Lift out each line of the data that holds "smoothed".

# START OF Record excerpts

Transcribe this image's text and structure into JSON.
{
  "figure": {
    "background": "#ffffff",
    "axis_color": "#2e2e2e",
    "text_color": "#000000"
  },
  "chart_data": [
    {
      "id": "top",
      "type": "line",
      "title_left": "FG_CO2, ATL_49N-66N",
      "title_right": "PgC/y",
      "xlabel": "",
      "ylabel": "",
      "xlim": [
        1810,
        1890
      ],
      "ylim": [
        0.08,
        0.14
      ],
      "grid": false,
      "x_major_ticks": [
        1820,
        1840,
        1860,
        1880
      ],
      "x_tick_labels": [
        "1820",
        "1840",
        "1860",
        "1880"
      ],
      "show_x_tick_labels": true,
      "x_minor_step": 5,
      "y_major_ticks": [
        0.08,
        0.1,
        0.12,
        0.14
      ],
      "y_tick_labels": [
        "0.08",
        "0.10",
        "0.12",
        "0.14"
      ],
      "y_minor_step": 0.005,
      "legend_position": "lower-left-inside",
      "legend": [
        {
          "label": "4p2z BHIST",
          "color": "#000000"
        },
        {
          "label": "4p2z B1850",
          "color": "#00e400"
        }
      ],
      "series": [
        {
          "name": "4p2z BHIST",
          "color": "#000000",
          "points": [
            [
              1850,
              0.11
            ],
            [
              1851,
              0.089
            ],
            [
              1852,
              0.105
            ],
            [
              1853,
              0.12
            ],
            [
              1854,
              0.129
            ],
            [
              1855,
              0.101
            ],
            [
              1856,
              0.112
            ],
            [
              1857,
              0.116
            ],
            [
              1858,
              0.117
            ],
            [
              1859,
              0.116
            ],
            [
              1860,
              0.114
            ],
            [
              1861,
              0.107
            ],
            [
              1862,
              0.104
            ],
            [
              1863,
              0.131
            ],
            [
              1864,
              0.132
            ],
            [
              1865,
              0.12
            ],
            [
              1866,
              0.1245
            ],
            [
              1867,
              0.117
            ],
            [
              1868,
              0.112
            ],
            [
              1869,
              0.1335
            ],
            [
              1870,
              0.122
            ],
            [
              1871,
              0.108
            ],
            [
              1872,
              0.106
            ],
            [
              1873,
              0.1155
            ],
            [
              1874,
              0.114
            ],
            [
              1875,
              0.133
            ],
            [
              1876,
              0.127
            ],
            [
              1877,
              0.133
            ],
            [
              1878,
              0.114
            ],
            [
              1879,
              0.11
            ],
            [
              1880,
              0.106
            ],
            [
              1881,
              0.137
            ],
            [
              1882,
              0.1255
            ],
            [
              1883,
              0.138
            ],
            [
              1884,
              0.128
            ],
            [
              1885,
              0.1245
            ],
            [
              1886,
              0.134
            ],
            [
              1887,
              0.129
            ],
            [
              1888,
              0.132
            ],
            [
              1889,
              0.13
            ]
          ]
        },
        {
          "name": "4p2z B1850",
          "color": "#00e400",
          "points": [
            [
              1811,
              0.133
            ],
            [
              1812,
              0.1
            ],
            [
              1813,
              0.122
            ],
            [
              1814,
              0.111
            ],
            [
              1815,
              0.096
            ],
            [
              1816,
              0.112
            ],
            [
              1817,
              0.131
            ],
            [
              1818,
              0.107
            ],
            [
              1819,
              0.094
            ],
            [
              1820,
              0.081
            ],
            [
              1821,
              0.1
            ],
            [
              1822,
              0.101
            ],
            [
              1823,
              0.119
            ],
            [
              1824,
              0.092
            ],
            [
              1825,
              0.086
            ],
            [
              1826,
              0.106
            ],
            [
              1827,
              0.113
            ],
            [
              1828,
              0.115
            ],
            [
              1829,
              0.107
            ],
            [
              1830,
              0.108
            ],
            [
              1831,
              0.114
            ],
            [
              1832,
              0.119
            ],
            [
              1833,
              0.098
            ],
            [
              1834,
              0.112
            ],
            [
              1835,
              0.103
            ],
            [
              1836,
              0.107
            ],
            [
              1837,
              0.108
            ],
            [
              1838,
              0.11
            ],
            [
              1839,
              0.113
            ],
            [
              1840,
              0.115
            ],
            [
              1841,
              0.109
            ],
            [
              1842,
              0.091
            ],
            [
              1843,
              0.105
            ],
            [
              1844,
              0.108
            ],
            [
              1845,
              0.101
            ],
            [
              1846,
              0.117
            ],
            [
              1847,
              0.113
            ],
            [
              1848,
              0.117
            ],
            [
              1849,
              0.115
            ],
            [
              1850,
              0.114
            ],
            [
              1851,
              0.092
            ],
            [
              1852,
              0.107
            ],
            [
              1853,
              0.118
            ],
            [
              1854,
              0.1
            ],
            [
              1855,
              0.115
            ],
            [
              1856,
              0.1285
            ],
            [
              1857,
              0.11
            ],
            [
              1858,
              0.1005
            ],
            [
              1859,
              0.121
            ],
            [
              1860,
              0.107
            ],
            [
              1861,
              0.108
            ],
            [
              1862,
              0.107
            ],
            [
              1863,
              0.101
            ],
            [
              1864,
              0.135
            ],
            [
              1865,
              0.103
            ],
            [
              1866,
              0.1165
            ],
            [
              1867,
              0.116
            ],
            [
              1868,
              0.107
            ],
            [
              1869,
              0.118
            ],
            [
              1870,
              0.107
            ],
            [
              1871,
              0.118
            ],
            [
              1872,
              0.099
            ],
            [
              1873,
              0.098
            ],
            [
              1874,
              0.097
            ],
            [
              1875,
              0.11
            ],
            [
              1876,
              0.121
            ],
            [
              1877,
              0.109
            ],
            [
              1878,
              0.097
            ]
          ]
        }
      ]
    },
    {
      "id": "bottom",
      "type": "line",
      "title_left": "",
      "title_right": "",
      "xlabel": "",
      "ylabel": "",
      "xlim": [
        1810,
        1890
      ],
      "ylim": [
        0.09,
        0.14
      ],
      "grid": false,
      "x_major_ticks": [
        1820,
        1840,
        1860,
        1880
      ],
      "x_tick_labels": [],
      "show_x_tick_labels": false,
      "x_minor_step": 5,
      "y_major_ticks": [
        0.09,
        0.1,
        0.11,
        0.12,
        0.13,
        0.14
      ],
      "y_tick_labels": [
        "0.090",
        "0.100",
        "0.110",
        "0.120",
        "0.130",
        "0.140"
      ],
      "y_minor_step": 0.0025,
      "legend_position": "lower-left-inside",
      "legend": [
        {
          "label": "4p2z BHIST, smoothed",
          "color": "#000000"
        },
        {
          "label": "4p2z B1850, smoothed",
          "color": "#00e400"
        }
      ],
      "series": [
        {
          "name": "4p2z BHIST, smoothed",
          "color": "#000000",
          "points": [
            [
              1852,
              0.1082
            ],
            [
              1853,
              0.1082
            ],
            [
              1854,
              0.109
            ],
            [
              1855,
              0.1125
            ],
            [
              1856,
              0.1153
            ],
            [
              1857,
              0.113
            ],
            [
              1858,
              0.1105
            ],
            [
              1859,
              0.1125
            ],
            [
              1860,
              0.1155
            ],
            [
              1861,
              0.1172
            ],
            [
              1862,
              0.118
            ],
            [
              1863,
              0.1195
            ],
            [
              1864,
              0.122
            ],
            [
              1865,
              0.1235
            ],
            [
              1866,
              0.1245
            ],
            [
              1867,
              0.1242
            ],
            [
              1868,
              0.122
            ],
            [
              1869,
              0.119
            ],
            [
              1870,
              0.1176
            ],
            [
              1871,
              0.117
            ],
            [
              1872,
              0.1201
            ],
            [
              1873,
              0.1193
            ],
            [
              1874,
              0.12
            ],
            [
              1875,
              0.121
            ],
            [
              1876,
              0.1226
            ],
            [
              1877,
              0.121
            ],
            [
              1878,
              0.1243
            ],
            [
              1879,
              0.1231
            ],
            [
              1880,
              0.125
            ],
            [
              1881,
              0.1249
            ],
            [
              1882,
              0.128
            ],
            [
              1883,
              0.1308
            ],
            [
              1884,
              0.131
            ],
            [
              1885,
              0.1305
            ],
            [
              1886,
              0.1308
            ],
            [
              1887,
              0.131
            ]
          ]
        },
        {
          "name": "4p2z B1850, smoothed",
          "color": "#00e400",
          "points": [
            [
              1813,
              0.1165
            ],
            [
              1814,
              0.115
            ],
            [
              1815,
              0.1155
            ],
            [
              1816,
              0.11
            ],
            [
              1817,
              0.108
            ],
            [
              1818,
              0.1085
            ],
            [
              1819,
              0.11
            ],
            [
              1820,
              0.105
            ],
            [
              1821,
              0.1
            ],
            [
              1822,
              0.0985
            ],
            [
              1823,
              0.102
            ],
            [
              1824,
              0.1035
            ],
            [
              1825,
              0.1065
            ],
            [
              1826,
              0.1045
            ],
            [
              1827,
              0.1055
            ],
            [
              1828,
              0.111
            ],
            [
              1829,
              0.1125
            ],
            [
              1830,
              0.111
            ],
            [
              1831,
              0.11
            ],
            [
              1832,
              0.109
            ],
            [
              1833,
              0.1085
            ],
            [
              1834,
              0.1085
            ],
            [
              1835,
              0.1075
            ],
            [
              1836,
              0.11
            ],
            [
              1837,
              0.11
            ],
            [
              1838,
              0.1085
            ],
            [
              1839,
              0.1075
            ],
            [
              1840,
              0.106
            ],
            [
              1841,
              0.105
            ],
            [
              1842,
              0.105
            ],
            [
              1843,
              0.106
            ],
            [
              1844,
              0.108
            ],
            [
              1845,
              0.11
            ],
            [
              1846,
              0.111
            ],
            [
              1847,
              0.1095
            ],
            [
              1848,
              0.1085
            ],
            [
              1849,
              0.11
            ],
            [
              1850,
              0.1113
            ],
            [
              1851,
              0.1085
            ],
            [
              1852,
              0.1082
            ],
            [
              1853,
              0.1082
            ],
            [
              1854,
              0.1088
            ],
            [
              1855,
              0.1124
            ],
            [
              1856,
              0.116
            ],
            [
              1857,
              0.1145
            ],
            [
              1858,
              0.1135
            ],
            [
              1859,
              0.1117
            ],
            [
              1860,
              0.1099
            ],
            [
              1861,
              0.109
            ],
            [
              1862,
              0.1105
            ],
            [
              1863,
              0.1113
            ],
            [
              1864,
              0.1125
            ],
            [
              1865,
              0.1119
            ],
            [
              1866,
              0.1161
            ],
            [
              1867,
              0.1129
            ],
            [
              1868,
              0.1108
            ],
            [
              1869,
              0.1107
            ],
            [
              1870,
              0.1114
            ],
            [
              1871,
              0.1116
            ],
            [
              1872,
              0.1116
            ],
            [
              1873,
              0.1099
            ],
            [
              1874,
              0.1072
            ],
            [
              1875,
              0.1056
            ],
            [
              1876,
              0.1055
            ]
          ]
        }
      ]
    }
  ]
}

# END OF Record excerpts

_Result for this exercise_.
          "label": "4p2z BHIST, smoothed",
          "label": "4p2z B1850, smoothed",
          "name": "4p2z BHIST, smoothed",
          "name": "4p2z B1850, smoothed",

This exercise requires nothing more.